• [WHAT IS EXPECTED]
Gather the lines from the material that contain "gravité".

Data records:
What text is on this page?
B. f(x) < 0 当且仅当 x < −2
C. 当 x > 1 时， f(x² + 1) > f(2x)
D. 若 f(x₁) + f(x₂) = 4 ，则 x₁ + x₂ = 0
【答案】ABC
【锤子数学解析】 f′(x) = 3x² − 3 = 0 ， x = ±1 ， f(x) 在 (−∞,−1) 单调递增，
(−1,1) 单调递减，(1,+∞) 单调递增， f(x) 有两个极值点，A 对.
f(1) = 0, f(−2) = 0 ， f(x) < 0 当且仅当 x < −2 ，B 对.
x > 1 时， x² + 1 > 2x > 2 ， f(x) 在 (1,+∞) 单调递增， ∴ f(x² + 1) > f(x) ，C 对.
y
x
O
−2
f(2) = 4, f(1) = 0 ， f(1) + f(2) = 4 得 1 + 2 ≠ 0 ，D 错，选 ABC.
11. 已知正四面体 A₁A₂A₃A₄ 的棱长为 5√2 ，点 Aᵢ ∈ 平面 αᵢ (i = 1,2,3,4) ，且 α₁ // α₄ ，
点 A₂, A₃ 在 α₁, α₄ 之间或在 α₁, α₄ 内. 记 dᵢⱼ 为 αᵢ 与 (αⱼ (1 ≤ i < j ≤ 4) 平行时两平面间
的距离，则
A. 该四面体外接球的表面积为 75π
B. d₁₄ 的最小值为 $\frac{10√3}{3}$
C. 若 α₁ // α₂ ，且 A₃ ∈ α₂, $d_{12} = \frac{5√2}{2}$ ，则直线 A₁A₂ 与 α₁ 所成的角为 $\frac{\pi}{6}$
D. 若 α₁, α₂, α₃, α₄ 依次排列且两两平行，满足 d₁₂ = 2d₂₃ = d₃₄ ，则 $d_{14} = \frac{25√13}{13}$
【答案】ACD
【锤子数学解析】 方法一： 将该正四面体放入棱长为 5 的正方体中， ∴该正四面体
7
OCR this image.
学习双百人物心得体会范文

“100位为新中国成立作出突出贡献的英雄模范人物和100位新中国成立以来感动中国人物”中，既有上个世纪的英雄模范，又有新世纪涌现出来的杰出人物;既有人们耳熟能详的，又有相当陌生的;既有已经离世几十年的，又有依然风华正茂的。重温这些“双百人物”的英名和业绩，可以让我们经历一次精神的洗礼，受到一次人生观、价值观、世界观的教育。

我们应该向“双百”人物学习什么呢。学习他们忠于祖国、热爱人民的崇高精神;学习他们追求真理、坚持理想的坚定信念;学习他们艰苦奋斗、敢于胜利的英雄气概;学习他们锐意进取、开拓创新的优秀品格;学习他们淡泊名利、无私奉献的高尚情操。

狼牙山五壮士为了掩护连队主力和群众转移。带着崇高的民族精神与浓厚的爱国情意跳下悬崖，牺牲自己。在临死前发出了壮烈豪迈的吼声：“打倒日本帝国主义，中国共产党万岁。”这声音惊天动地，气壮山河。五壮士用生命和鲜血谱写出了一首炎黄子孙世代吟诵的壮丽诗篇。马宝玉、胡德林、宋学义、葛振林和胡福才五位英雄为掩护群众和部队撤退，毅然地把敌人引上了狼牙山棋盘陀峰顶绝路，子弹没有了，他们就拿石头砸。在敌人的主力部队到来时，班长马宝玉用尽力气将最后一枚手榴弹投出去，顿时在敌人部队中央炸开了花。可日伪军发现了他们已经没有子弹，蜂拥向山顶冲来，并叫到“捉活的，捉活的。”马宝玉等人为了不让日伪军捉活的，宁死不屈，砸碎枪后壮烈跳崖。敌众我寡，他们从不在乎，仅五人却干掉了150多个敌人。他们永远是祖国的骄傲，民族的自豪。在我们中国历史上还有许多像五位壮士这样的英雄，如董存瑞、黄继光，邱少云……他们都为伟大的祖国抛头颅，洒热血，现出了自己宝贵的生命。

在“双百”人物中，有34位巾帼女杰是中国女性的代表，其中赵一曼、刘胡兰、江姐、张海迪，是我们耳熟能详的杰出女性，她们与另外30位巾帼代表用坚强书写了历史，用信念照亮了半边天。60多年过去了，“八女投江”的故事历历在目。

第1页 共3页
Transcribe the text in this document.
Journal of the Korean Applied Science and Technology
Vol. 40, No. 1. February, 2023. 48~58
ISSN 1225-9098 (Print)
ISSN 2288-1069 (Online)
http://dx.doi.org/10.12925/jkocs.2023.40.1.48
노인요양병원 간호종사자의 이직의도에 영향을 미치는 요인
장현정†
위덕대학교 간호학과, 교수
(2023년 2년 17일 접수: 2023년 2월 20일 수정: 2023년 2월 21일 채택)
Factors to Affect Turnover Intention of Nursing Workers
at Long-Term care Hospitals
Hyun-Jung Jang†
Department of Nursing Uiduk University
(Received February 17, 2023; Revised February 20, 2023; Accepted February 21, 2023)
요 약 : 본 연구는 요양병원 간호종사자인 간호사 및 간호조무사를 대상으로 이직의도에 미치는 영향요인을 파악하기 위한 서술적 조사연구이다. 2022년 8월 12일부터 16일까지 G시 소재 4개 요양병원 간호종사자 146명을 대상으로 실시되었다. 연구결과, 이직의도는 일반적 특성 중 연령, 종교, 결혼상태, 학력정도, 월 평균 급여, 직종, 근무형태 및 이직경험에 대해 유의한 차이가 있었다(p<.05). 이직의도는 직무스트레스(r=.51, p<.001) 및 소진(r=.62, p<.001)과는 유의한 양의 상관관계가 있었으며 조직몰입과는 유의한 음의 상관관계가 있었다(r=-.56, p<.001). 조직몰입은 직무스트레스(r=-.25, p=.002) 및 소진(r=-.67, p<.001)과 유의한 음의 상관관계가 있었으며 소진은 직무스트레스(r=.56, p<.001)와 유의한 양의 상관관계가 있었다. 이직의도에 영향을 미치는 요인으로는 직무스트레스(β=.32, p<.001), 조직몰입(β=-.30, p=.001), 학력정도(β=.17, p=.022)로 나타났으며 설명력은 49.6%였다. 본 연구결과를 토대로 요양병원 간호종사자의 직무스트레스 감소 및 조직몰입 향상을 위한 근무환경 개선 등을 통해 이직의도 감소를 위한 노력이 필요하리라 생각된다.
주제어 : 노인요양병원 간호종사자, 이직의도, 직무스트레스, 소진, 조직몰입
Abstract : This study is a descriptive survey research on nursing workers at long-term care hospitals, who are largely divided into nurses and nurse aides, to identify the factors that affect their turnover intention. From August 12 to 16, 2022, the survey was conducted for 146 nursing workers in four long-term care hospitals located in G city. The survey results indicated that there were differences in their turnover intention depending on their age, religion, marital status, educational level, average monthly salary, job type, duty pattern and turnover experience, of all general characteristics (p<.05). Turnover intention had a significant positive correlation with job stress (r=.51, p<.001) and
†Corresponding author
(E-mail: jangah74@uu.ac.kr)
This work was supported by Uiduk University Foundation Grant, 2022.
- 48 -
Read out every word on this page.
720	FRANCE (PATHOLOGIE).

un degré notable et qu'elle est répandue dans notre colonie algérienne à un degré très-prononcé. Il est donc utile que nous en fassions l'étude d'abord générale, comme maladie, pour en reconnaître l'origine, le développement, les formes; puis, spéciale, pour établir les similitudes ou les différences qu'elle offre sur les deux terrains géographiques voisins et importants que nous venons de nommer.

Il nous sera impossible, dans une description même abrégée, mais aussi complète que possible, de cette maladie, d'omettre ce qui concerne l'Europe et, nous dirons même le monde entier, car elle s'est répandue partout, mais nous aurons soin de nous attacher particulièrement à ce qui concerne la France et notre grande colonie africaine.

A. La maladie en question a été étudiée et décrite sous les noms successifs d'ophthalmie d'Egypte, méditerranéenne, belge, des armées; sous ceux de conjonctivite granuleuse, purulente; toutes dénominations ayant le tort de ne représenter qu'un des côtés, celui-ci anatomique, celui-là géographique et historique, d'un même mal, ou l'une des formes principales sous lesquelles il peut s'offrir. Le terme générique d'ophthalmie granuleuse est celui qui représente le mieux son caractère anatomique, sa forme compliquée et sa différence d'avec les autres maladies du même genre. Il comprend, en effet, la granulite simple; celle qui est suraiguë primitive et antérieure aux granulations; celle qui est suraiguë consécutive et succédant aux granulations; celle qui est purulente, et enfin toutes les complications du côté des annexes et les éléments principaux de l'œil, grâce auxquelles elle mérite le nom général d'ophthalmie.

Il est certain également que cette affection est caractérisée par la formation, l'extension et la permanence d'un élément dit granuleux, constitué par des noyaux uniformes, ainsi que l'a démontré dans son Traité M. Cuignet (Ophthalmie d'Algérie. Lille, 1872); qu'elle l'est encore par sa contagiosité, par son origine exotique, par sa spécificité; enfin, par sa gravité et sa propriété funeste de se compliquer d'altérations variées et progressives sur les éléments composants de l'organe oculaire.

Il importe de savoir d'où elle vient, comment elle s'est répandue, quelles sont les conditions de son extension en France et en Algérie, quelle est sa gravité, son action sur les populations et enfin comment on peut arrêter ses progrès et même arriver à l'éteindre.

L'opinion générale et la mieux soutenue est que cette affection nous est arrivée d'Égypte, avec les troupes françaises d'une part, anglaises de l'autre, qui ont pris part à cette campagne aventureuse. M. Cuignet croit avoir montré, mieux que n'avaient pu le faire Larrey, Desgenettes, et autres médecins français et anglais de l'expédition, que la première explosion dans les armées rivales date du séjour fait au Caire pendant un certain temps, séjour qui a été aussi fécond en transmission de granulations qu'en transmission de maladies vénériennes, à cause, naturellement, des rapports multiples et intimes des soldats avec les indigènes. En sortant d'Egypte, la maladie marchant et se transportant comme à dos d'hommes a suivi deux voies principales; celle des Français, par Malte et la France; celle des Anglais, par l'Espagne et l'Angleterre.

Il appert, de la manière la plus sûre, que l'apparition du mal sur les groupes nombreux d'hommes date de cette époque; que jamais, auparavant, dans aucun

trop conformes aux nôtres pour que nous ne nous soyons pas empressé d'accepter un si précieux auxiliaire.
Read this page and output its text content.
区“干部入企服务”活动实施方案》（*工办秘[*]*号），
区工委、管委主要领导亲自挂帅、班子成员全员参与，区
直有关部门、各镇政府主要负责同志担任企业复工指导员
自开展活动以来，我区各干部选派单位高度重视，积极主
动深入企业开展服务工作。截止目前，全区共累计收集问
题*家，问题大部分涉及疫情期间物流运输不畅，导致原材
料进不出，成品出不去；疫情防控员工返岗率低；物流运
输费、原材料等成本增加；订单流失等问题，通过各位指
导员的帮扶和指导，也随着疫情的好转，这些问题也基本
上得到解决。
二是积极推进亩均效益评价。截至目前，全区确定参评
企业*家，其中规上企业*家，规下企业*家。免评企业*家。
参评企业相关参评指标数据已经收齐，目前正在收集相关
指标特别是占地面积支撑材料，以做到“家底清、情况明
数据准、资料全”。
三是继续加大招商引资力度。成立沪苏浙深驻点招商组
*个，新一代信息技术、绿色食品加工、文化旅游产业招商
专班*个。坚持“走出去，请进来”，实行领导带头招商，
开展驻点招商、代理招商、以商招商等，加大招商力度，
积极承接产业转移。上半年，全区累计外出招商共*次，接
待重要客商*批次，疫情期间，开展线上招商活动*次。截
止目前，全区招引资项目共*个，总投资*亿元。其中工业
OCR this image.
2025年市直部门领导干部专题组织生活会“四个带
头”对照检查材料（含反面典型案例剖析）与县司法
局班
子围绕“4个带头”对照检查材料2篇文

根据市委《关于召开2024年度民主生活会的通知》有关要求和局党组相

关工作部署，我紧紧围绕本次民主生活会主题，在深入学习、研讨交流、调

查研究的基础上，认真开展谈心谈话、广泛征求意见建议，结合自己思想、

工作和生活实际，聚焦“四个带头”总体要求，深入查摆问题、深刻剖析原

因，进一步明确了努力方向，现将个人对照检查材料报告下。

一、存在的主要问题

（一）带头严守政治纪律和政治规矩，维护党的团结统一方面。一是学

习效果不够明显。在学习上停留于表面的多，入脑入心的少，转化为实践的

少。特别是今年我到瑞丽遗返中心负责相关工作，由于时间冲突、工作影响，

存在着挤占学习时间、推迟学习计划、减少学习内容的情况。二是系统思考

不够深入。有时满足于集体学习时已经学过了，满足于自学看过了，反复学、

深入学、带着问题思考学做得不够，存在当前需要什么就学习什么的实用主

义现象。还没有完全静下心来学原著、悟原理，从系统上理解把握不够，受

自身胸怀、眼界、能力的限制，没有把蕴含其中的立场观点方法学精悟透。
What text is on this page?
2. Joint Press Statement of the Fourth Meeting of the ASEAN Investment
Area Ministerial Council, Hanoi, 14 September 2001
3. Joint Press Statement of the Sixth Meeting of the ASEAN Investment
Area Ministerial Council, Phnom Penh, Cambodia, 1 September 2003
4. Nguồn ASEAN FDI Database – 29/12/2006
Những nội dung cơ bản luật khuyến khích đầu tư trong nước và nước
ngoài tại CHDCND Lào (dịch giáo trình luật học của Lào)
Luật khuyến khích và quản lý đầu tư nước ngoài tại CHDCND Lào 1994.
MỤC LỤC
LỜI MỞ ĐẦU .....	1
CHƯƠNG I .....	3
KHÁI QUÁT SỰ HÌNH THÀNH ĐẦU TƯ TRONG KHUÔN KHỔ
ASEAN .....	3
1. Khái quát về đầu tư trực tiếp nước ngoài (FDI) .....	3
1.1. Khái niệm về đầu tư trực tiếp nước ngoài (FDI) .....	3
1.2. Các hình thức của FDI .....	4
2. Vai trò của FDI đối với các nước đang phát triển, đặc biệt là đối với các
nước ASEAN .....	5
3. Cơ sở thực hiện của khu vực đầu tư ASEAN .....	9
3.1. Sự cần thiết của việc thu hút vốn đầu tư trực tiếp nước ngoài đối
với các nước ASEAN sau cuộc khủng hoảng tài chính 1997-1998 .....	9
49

• [TASK SOLUTION]
Il est certain également que cette affection est caractérisée par la formation, l'extension et la permanence d'un élément dit granuleux, constitué par des noyaux uniformes, ainsi que l'a démontré dans son Traité M. Cuignet (Ophthalmie d'Algérie. Lille, 1872); qu'elle l'est encore par sa contagiosité, par son origine exotique, par sa spécificité; enfin, par sa gravité et sa propriété funeste de se compliquer d'altérations variées et progressives sur les éléments composants de l'organe oculaire.
Il importe de savoir d'où elle vient, comment elle s'est répandue, quelles sont les conditions de son extension en France et en Algérie, quelle est sa gravité, son action sur les populations et enfin comment on peut arrêter ses progrès et même arriver à l'éteindre.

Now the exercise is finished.